** Exercise data **
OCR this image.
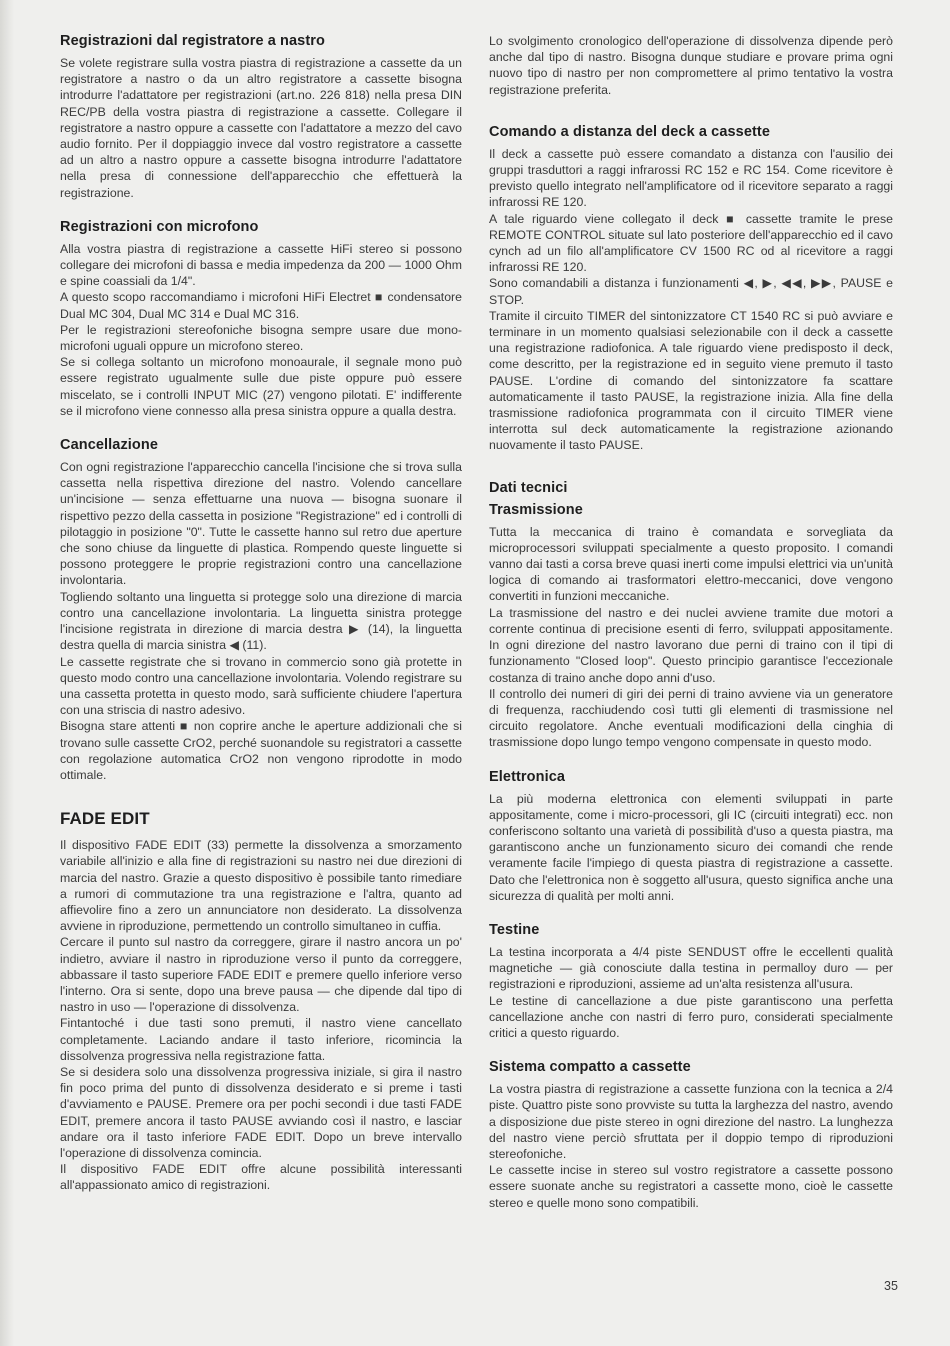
Registrazioni dal registratore a nastro

Se volete registrare sulla vostra piastra di registrazione a cassette da un registratore a nastro o da un altro registratore a cassette bisogna introdurre l'adattatore per registrazioni (art.no. 226 818) nella presa DIN REC/PB della vostra piastra di registrazione a cassette. Collegare il registratore a nastro oppure a cassette con l'adattatore a mezzo del cavo audio fornito. Per il doppiaggio invece dal vostro registratore a cassette ad un altro a nastro oppure a cassette bisogna introdurre l'adattatore nella presa di connessione dell'apparecchio che effettuerà la registrazione.

Registrazioni con microfono

Alla vostra piastra di registrazione a cassette HiFi stereo si possono collegare dei microfoni di bassa e media impedenza da 200 — 1000 Ohm e spine coassiali da 1/4".

A questo scopo raccomandiamo i microfoni HiFi Electret ■ condensatore Dual MC 304, Dual MC 314 e Dual MC 316.

Per le registrazioni stereofoniche bisogna sempre usare due mono-microfoni uguali oppure un microfono stereo.

Se si collega soltanto un microfono monoaurale, il segnale mono può essere registrato ugualmente sulle due piste oppure può essere miscelato, se i controlli INPUT MIC (27) vengono pilotati. E' indifferente se il microfono viene connesso alla presa sinistra oppure a qualla destra.

Cancellazione

Con ogni registrazione l'apparecchio cancella l'incisione che si trova sulla cassetta nella rispettiva direzione del nastro. Volendo cancellare un'incisione — senza effettuarne una nuova — bisogna suonare il rispettivo pezzo della cassetta in posizione "Registrazione" ed i controlli di pilotaggio in posizione "0". Tutte le cassette hanno sul retro due aperture che sono chiuse da linguette di plastica. Rompendo queste linguette si possono proteggere le proprie registrazioni contro una cancellazione involontaria.

Togliendo soltanto una linguetta si protegge solo una direzione di marcia contro una cancellazione involontaria. La linguetta sinistra protegge l'incisione registrata in direzione di marcia destra ▶ (14), la linguetta destra quella di marcia sinistra ◀ (11).

Le cassette registrate che si trovano in commercio sono già protette in questo modo contro una cancellazione involontaria. Volendo registrare su una cassetta protetta in questo modo, sarà sufficiente chiudere l'apertura con una striscia di nastro adesivo.

Bisogna stare attenti ■ non coprire anche le aperture addizionali che si trovano sulle cassette CrO2, perché suonandole su registratori a cassette con regolazione automatica CrO2 non vengono riprodotte in modo ottimale.

FADE EDIT

Il dispositivo FADE EDIT (33) permette la dissolvenza a smorzamento variabile all'inizio e alla fine di registrazioni su nastro nei due direzioni di marcia del nastro. Grazie a questo dispositivo è possibile tanto rimediare a rumori di commutazione tra una registrazione e l'altra, quanto ad affievolire fino a zero un annunciatore non desiderato. La dissolvenza avviene in riproduzione, permettendo un controllo simultaneo in cuffia.

Cercare il punto sul nastro da correggere, girare il nastro ancora un po' indietro, avviare il nastro in riproduzione verso il punto da correggere, abbassare il tasto superiore FADE EDIT e premere quello inferiore verso l'interno. Ora si sente, dopo una breve pausa — che dipende dal tipo di nastro in uso — l'operazione di dissolvenza.

Fintantoché i due tasti sono premuti, il nastro viene cancellato completamente. Laciando andare il tasto inferiore, ricomincia la dissolvenza progressiva nella registrazione fatta.

Se si desidera solo una dissolvenza progressiva iniziale, si gira il nastro fin poco prima del punto di dissolvenza desiderato e si preme i tasti d'avviamento e PAUSE. Premere ora per pochi secondi i due tasti FADE EDIT, premere ancora il tasto PAUSE avviando così il nastro, e lasciar andare ora il tasto inferiore FADE EDIT. Dopo un breve intervallo l'operazione di dissolvenza comincia.

Il dispositivo FADE EDIT offre alcune possibilità interessanti all'appassionato amico di registrazioni.

Lo svolgimento cronologico dell'operazione di dissolvenza dipende però anche dal tipo di nastro. Bisogna dunque studiare e provare prima ogni nuovo tipo di nastro per non compromettere al primo tentativo la vostra registrazione preferita.

Comando a distanza del deck a cassette

Il deck a cassette può essere comandato a distanza con l'ausilio dei gruppi trasduttori a raggi infrarossi RC 152 e RC 154. Come ricevitore è previsto quello integrato nell'amplificatore od il ricevitore separato a raggi infrarossi RE 120.

A tale riguardo viene collegato il deck ■ cassette tramite le prese REMOTE CONTROL situate sul lato posteriore dell'apparecchio ed il cavo cynch ad un filo all'amplificatore CV 1500 RC od al ricevitore a raggi infrarossi RE 120.

Sono comandabili a distanza i funzionamenti ◀, ▶, ◀◀, ▶▶, PAUSE e STOP.

Tramite il circuito TIMER del sintonizzatore CT 1540 RC si può avviare e terminare in un momento qualsiasi selezionabile con il deck a cassette una registrazione radiofonica. A tale riguardo viene predisposto il deck, come descritto, per la registrazione ed in seguito viene premuto il tasto PAUSE. L'ordine di comando del sintonizzatore fa scattare automaticamente il tasto PAUSE, la registrazione inizia. Alla fine della trasmissione radiofonica programmata con il circuito TIMER viene interrotta sul deck automaticamente la registrazione azionando nuovamente il tasto PAUSE.

Dati tecnici
Trasmissione

Tutta la meccanica di traino è comandata e sorvegliata da microprocessori sviluppati specialmente a questo proposito. I comandi vanno dai tasti a corsa breve quasi inerti come impulsi elettrici via un'unità logica di comando ai trasformatori elettro-meccanici, dove vengono convertiti in funzioni meccaniche.

La trasmissione del nastro e dei nuclei avviene tramite due motori a corrente continua di precisione esenti di ferro, sviluppati appositamente. In ogni direzione del nastro lavorano due perni di traino con il tipi di funzionamento "Closed loop". Questo principio garantisce l'eccezionale costanza di traino anche dopo anni d'uso.

Il controllo dei numeri di giri dei perni di traino avviene via un generatore di frequenza, racchiudendo così tutti gli elementi di trasmissione nel circuito regolatore. Anche eventuali modificazioni della cinghia di trasmissione dopo lungo tempo vengono compensate in questo modo.

Elettronica

La più moderna elettronica con elementi sviluppati in parte appositamente, come i micro-processori, gli IC (circuiti integrati) ecc. non conferiscono soltanto una varietà di possibilità d'uso a questa piastra, ma garantiscono anche un funzionamento sicuro dei comandi che rende veramente facile l'impiego di questa piastra di registrazione a cassette. Dato che l'elettronica non è soggetto all'usura, questo significa anche una sicurezza di qualità per molti anni.

Testine

La testina incorporata a 4/4 piste SENDUST offre le eccellenti qualità magnetiche — già conosciute dalla testina in permalloy duro — per registrazioni e riproduzioni, assieme ad un'alta resistenza all'usura.

Le testine di cancellazione a due piste garantiscono una perfetta cancellazione anche con nastri di ferro puro, considerati specialmente critici a questo riguardo.

Sistema compatto a cassette

La vostra piastra di registrazione a cassette funziona con la tecnica a 2/4 piste. Quattro piste sono provviste su tutta la larghezza del nastro, avendo a disposizione due piste stereo in ogni direzione del nastro. La lunghezza del nastro viene perciò sfruttata per il doppio tempo di riproduzioni stereofoniche.

Le cassette incise in stereo sul vostro registratore a cassette possono essere suonate anche su registratori a cassette mono, cioè le cassette stereo e quelle mono sono compatibili.

35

** What you will do **
Look over the listing above. Pick out and copy every line that includes "tasti".

** Output of the exercise **
Fintantoché i due tasti sono premuti, il nastro viene cancellato completamente. Laciando andare il tasto inferiore, ricomincia la dissolvenza progressiva nella registrazione fatta.
Se si desidera solo una dissolvenza progressiva iniziale, si gira il nastro fin poco prima del punto di dissolvenza desiderato e si preme i tasti d'avviamento e PAUSE. Premere ora per pochi secondi i due tasti FADE EDIT, premere ancora il tasto PAUSE avviando così il nastro, e lasciar andare ora il tasto inferiore FADE EDIT. Dopo un breve intervallo l'operazione di dissolvenza comincia.
Tutta la meccanica di traino è comandata e sorvegliata da microprocessori sviluppati specialmente a questo proposito. I comandi vanno dai tasti a corsa breve quasi inerti come impulsi elettrici via un'unità logica di comando ai trasformatori elettro-meccanici, dove vengono convertiti in funzioni meccaniche.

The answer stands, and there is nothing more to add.